[Problem details]: Return all the data below as it stands, minus the pictures.

>> Start Dataset records

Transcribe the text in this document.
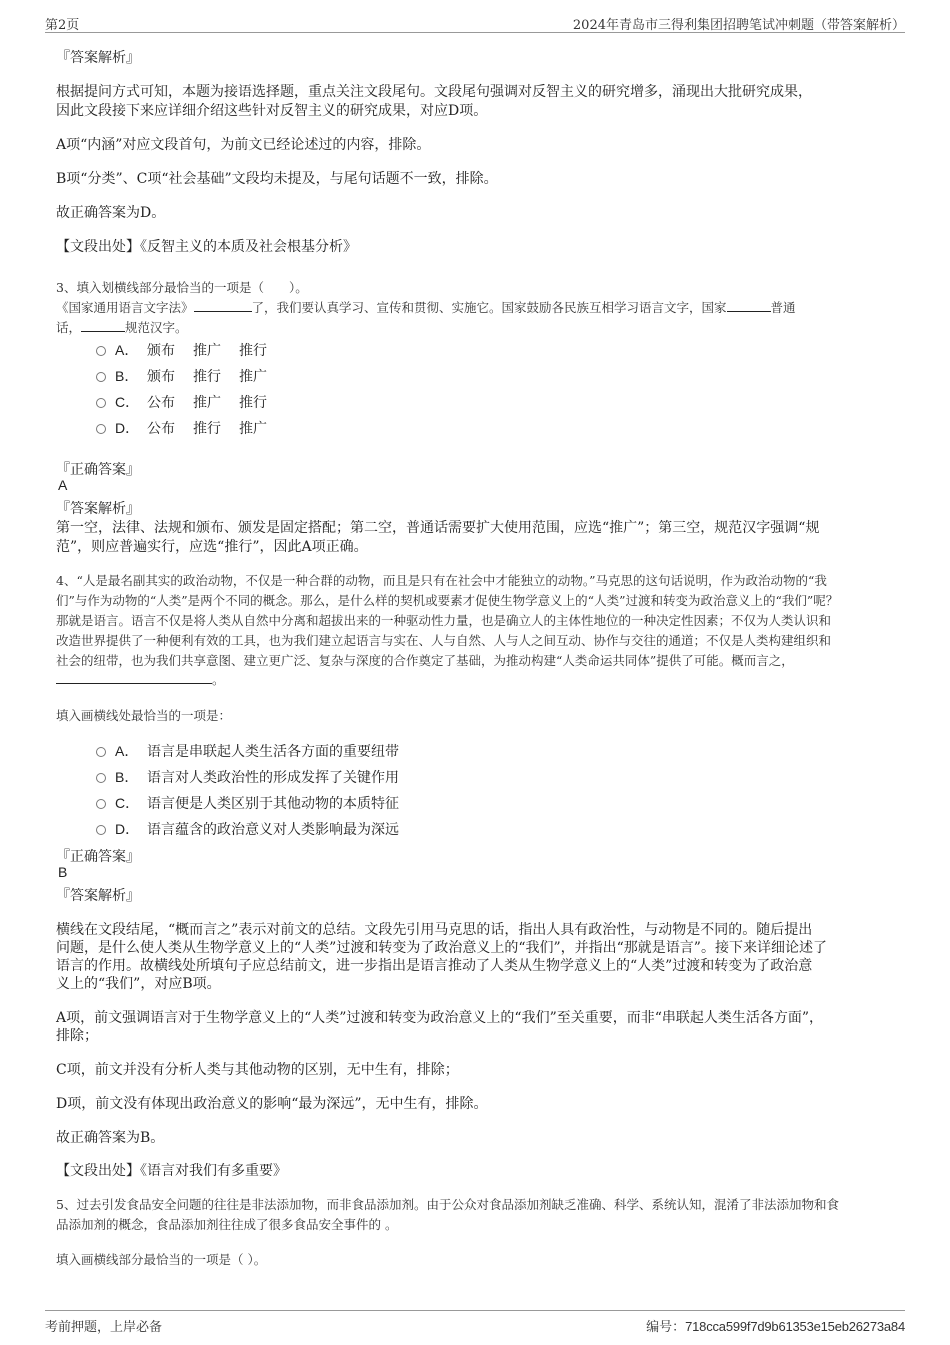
第2页	2024年青岛市三得利集团招聘笔试冲刺题（带答案解析）
『答案解析』
根据提问方式可知，本题为接语选择题，重点关注文段尾句。文段尾句强调对反智主义的研究增多，涌现出大批研究成果，
因此文段接下来应详细介绍这些针对反智主义的研究成果，对应D项。
A项“内涵”对应文段首句，为前文已经论述过的内容，排除。
B项“分类”、C项“社会基础”文段均未提及，与尾句话题不一致，排除。
故正确答案为D。
【文段出处】《反智主义的本质及社会根基分析》
3、填入划横线部分最恰当的一项是（　　）。
《国家通用语言文字法》	了，我们要认真学习、宣传和贯彻、实施它。国家鼓励各民族互相学习语言文字，国家	普通
话，	规范汉字。
A． 颁布 推广 推行
B． 颁布 推行 推广
C． 公布 推广 推行
D． 公布 推行 推广
『正确答案』
A
『答案解析』
第一空，法律、法规和颁布、颁发是固定搭配；第二空，普通话需要扩大使用范围，应选“推广”；第三空，规范汉字强调“规
范”，则应普遍实行，应选“推行”，因此A项正确。
4、“人是最名副其实的政治动物，不仅是一种合群的动物，而且是只有在社会中才能独立的动物。”马克思的这句话说明，作为政治动物的“我
们”与作为动物的“人类”是两个不同的概念。那么，是什么样的契机或要素才促使生物学意义上的“人类”过渡和转变为政治意义上的“我们”呢？
那就是语言。语言不仅是将人类从自然中分离和超拔出来的一种驱动性力量，也是确立人的主体性地位的一种决定性因素；不仅为人类认识和
改造世界提供了一种便利有效的工具，也为我们建立起语言与实在、人与自然、人与人之间互动、协作与交往的通道；不仅是人类构建组织和
社会的纽带，也为我们共享意图、建立更广泛、复杂与深度的合作奠定了基础，为推动构建“人类命运共同体”提供了可能。概而言之，
。
填入画横线处最恰当的一项是：
A． 语言是串联起人类生活各方面的重要纽带
B． 语言对人类政治性的形成发挥了关键作用
C． 语言便是人类区别于其他动物的本质特征
D． 语言蕴含的政治意义对人类影响最为深远
『正确答案』
B
『答案解析』
横线在文段结尾，“概而言之”表示对前文的总结。文段先引用马克思的话，指出人具有政治性，与动物是不同的。随后提出
问题，是什么使人类从生物学意义上的“人类”过渡和转变为了政治意义上的“我们”，并指出“那就是语言”。接下来详细论述了
语言的作用。故横线处所填句子应总结前文，进一步指出是语言推动了人类从生物学意义上的“人类”过渡和转变为了政治意
义上的“我们”，对应B项。
A项，前文强调语言对于生物学意义上的“人类”过渡和转变为政治意义上的“我们”至关重要，而非“串联起人类生活各方面”，
排除；
C项，前文并没有分析人类与其他动物的区别，无中生有，排除；
D项，前文没有体现出政治意义的影响“最为深远”，无中生有，排除。
故正确答案为B。
【文段出处】《语言对我们有多重要》
5、过去引发食品安全问题的往往是非法添加物，而非食品添加剂。由于公众对食品添加剂缺乏准确、科学、系统认知，混淆了非法添加物和食
品添加剂的概念，食品添加剂往往成了很多食品安全事件的 。
填入画横线部分最恰当的一项是（ ）。
考前押题，上岸必备	编号：718cca599f7d9b61353e15eb26273a84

>> End Dataset records

[Exercise solution]:
Transcribe the text in this document.
第2页	2024年青岛市三得利集团招聘笔试冲刺题（带答案解析）
『答案解析』
根据提问方式可知，本题为接语选择题，重点关注文段尾句。文段尾句强调对反智主义的研究增多，涌现出大批研究成果，
因此文段接下来应详细介绍这些针对反智主义的研究成果，对应D项。
A项“内涵”对应文段首句，为前文已经论述过的内容，排除。
B项“分类”、C项“社会基础”文段均未提及，与尾句话题不一致，排除。
故正确答案为D。
【文段出处】《反智主义的本质及社会根基分析》
3、填入划横线部分最恰当的一项是（　　）。
《国家通用语言文字法》	了，我们要认真学习、宣传和贯彻、实施它。国家鼓励各民族互相学习语言文字，国家	普通
话，	规范汉字。
A． 颁布 推广 推行
B． 颁布 推行 推广
C． 公布 推广 推行
D． 公布 推行 推广
『正确答案』
A
『答案解析』
第一空，法律、法规和颁布、颁发是固定搭配；第二空，普通话需要扩大使用范围，应选“推广”；第三空，规范汉字强调“规
范”，则应普遍实行，应选“推行”，因此A项正确。
4、“人是最名副其实的政治动物，不仅是一种合群的动物，而且是只有在社会中才能独立的动物。”马克思的这句话说明，作为政治动物的“我
们”与作为动物的“人类”是两个不同的概念。那么，是什么样的契机或要素才促使生物学意义上的“人类”过渡和转变为政治意义上的“我们”呢？
那就是语言。语言不仅是将人类从自然中分离和超拔出来的一种驱动性力量，也是确立人的主体性地位的一种决定性因素；不仅为人类认识和
改造世界提供了一种便利有效的工具，也为我们建立起语言与实在、人与自然、人与人之间互动、协作与交往的通道；不仅是人类构建组织和
社会的纽带，也为我们共享意图、建立更广泛、复杂与深度的合作奠定了基础，为推动构建“人类命运共同体”提供了可能。概而言之，
。
填入画横线处最恰当的一项是：
A． 语言是串联起人类生活各方面的重要纽带
B． 语言对人类政治性的形成发挥了关键作用
C． 语言便是人类区别于其他动物的本质特征
D． 语言蕴含的政治意义对人类影响最为深远
『正确答案』
B
『答案解析』
横线在文段结尾，“概而言之”表示对前文的总结。文段先引用马克思的话，指出人具有政治性，与动物是不同的。随后提出
问题，是什么使人类从生物学意义上的“人类”过渡和转变为了政治意义上的“我们”，并指出“那就是语言”。接下来详细论述了
语言的作用。故横线处所填句子应总结前文，进一步指出是语言推动了人类从生物学意义上的“人类”过渡和转变为了政治意
义上的“我们”，对应B项。
A项，前文强调语言对于生物学意义上的“人类”过渡和转变为政治意义上的“我们”至关重要，而非“串联起人类生活各方面”，
排除；
C项，前文并没有分析人类与其他动物的区别，无中生有，排除；
D项，前文没有体现出政治意义的影响“最为深远”，无中生有，排除。
故正确答案为B。
【文段出处】《语言对我们有多重要》
5、过去引发食品安全问题的往往是非法添加物，而非食品添加剂。由于公众对食品添加剂缺乏准确、科学、系统认知，混淆了非法添加物和食
品添加剂的概念，食品添加剂往往成了很多食品安全事件的 。
填入画横线部分最恰当的一项是（ ）。
考前押题，上岸必备	编号：718cca599f7d9b61353e15eb26273a84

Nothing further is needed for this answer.